Problem to work on: Extract each line where the string "Spanberger" shows up.

Given entries:

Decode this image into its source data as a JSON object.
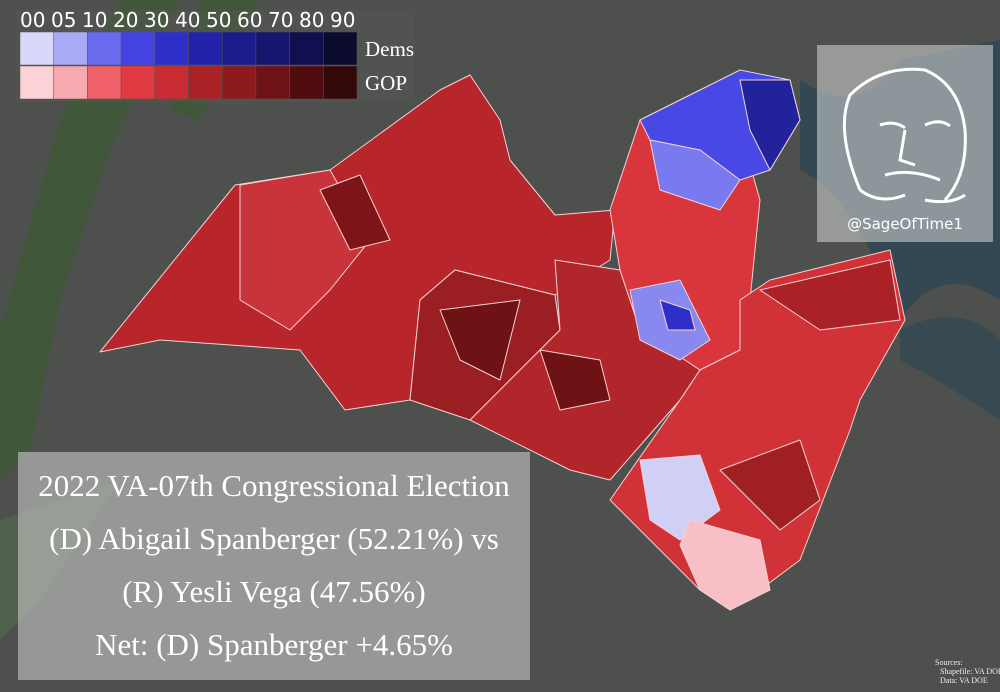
{
  "legend": {
    "labels": [
      "00",
      "05",
      "10",
      "20",
      "30",
      "40",
      "50",
      "60",
      "70",
      "80",
      "90"
    ],
    "rows": [
      {
        "label": "Dems",
        "colors": [
          "#d8d8fa",
          "#a9aaf5",
          "#6a6aef",
          "#4343e2",
          "#2e2ec8",
          "#2222aa",
          "#1b1b8c",
          "#16166e",
          "#101050",
          "#0b0b2e"
        ]
      },
      {
        "label": "GOP",
        "colors": [
          "#fcd2d6",
          "#f8a9b0",
          "#f06068",
          "#e23a42",
          "#c92c32",
          "#ab2226",
          "#8d1a1e",
          "#6f1317",
          "#510c10",
          "#330809"
        ]
      }
    ]
  },
  "title_box": {
    "lines": [
      "2022 VA-07th Congressional Election",
      "(D) Abigail Spanberger (52.21%) vs",
      "(R) Yesli Vega (47.56%)",
      "Net: (D) Spanberger +4.65%"
    ]
  },
  "watermark": {
    "handle": "@SageOfTime1"
  },
  "sources": {
    "lines": [
      "Sources:",
      "Shapefile: VA DOE",
      "Data: VA DOE"
    ]
  }
}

Answer to the exercise:
      "(D) Abigail Spanberger (52.21%) vs",
      "Net: (D) Spanberger +4.65%"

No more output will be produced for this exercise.